→ WHAT YOU SHOULD DO
Copy out each line in the material below that has the word "Good".
** BEGIN RECORDS PROVIDED **
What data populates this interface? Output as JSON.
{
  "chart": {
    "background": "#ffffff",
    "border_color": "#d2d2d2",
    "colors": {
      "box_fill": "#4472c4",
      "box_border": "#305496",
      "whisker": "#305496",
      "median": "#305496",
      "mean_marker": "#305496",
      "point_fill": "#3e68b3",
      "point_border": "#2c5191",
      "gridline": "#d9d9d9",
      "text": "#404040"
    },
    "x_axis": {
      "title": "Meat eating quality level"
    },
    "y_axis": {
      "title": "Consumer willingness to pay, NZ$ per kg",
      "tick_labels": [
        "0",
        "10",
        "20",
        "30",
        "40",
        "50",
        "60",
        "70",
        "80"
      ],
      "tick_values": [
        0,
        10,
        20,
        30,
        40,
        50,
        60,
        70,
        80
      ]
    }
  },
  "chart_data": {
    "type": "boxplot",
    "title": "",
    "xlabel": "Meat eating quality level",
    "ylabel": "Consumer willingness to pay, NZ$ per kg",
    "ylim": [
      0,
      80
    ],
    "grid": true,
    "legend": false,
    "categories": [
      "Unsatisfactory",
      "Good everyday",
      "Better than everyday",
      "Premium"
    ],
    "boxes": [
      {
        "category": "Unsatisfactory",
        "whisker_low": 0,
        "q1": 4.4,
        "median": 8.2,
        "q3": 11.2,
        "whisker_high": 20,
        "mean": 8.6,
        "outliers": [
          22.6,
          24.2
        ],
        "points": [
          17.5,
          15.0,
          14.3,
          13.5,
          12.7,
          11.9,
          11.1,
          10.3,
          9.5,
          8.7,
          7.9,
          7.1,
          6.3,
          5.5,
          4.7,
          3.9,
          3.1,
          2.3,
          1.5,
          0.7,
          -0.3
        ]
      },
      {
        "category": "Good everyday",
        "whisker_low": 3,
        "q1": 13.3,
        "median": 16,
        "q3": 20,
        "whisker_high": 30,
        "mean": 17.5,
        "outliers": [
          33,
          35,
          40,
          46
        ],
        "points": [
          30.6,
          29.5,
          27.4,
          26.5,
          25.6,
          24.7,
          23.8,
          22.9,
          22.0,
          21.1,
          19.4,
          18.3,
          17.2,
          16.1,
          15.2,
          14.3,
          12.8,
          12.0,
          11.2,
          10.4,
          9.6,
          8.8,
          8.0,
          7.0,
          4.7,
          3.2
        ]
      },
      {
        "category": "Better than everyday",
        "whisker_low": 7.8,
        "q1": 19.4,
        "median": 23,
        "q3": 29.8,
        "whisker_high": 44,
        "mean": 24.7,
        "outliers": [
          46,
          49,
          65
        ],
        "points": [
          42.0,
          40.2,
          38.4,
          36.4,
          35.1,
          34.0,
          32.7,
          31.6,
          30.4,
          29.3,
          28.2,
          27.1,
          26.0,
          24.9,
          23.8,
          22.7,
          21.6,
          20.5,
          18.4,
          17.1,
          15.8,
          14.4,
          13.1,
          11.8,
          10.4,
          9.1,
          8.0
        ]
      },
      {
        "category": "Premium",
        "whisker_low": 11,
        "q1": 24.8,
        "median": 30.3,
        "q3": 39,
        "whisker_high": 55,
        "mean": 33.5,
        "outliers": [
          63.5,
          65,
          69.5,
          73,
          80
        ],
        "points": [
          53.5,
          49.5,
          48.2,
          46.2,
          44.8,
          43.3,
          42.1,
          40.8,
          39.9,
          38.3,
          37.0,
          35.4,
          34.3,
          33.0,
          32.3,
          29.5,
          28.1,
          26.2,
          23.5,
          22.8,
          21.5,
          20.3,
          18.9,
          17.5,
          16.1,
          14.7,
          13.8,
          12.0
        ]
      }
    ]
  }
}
** END RECORDS PROVIDED **
→ FINAL RESULT
      "Good everyday",
        "category": "Good everyday",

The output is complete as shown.